>> BEGIN

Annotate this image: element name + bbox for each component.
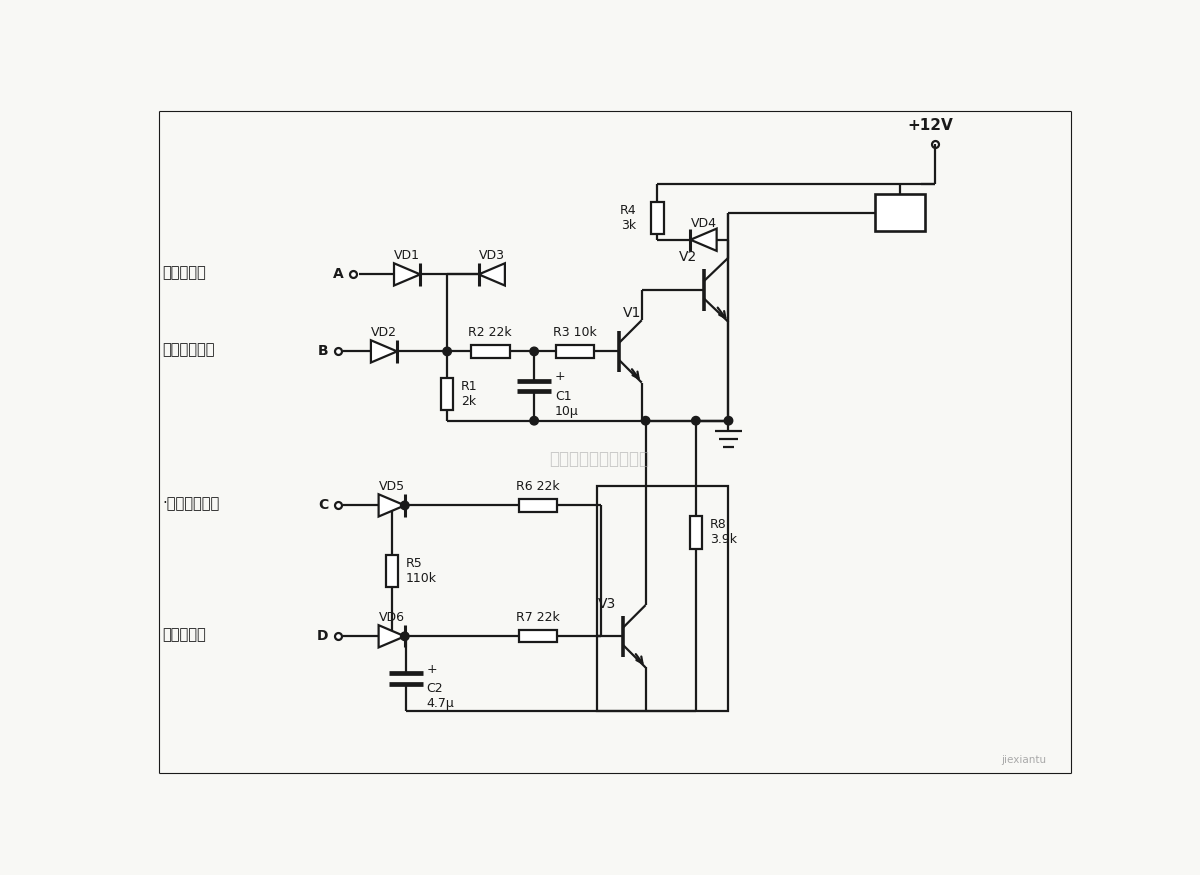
- Bar: [596, 487, 728, 711]
- Text: 接停车挡开关: 接停车挡开关: [162, 342, 215, 357]
- Bar: [472, 346, 510, 358]
- Text: R4
3k: R4 3k: [620, 204, 636, 232]
- Text: V1: V1: [623, 305, 641, 319]
- Text: R2 22k: R2 22k: [468, 326, 512, 339]
- Text: 接起动开关: 接起动开关: [162, 627, 206, 642]
- Polygon shape: [379, 494, 404, 516]
- Text: VD5: VD5: [379, 480, 404, 493]
- Text: +12V: +12V: [908, 118, 954, 133]
- Circle shape: [530, 416, 539, 425]
- Polygon shape: [371, 340, 397, 362]
- Text: +: +: [426, 662, 437, 676]
- Text: R3 10k: R3 10k: [553, 326, 596, 339]
- Bar: [518, 500, 557, 512]
- Text: C1
10μ: C1 10μ: [554, 390, 578, 418]
- Text: VD4: VD4: [690, 217, 716, 230]
- Circle shape: [401, 632, 409, 640]
- Circle shape: [530, 347, 539, 355]
- Text: R5
110k: R5 110k: [406, 556, 437, 584]
- Text: R8
3.9k: R8 3.9k: [709, 518, 737, 546]
- Text: VD6: VD6: [379, 611, 404, 624]
- Circle shape: [443, 347, 451, 355]
- Text: VD3: VD3: [479, 249, 505, 262]
- Polygon shape: [394, 263, 420, 285]
- Polygon shape: [690, 228, 716, 251]
- Text: R7 22k: R7 22k: [516, 611, 560, 624]
- Polygon shape: [479, 263, 505, 285]
- Bar: [385, 555, 398, 587]
- Text: D: D: [317, 629, 329, 643]
- Bar: [875, 194, 925, 231]
- Text: C: C: [318, 499, 329, 513]
- Text: +: +: [554, 370, 565, 383]
- Text: VD2: VD2: [371, 326, 397, 339]
- Circle shape: [691, 416, 700, 425]
- Polygon shape: [379, 625, 404, 648]
- Text: A: A: [334, 268, 344, 282]
- Text: ·接空调离合器: ·接空调离合器: [162, 496, 220, 511]
- Text: 接空挡开关: 接空挡开关: [162, 265, 206, 280]
- Circle shape: [641, 416, 650, 425]
- Text: C2
4.7μ: C2 4.7μ: [426, 682, 454, 710]
- Bar: [440, 378, 454, 410]
- Circle shape: [725, 416, 733, 425]
- Text: V3: V3: [599, 597, 617, 611]
- Text: YV: YV: [888, 206, 911, 220]
- Text: R6 22k: R6 22k: [516, 480, 560, 493]
- Text: VD1: VD1: [394, 249, 420, 262]
- Text: R1
2k: R1 2k: [461, 380, 478, 408]
- Text: V2: V2: [679, 250, 697, 264]
- Bar: [690, 516, 702, 549]
- Bar: [518, 630, 557, 642]
- Bar: [650, 202, 664, 234]
- Circle shape: [401, 501, 409, 509]
- Text: 杭州将睿科技有限公司: 杭州将睿科技有限公司: [550, 451, 649, 468]
- Bar: [556, 346, 594, 358]
- Text: B: B: [318, 345, 329, 359]
- Text: jiexiantu: jiexiantu: [1001, 755, 1046, 765]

>> END

> [EXERCISE]
Reproduce the data between the lines holding "- Bar: [596, 487, 728, 711]" and "- Circle shape: [530, 416, 539, 425]", inclusive, with "Polygon shape" swapped for "Triangle shape" and everything else left unchanged.

> [ANSWER TO THIS EXERCISE]
- Bar: [596, 487, 728, 711]
- Text: 接停车挡开关: 接停车挡开关: [162, 342, 215, 357]
- Bar: [472, 346, 510, 358]
- Text: R4
3k: R4 3k: [620, 204, 636, 232]
- Text: V1: V1: [623, 305, 641, 319]
- Text: R2 22k: R2 22k: [468, 326, 512, 339]
- Text: 接起动开关: 接起动开关: [162, 627, 206, 642]
- Triangle shape: [379, 494, 404, 516]
- Text: VD5: VD5: [379, 480, 404, 493]
- Text: +12V: +12V: [908, 118, 954, 133]
- Circle shape: [530, 416, 539, 425]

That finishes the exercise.